● THE EXERCISE: Each line that holds the word "hydrogenation" is to be identified and copied.
-----
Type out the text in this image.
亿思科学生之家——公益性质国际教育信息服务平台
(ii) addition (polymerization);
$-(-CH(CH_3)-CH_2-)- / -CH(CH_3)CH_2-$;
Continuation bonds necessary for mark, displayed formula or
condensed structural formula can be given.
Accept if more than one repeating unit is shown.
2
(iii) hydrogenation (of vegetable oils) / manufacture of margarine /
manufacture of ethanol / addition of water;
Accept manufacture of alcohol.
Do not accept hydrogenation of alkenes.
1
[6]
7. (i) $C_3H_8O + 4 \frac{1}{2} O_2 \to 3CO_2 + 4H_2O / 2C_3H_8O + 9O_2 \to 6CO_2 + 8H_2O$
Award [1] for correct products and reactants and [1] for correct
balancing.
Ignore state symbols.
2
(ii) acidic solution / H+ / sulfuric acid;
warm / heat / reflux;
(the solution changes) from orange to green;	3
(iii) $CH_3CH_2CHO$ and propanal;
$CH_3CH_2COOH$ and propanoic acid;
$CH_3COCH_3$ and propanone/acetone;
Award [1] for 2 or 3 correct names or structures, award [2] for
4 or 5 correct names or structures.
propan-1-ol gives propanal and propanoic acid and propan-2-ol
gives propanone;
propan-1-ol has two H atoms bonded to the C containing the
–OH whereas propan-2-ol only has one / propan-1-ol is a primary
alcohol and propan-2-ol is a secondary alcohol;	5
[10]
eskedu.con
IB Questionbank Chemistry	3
-----
● RESULT OF THE TASK:
(iii) hydrogenation (of vegetable oils) / manufacture of margarine /
Do not accept hydrogenation of alkenes.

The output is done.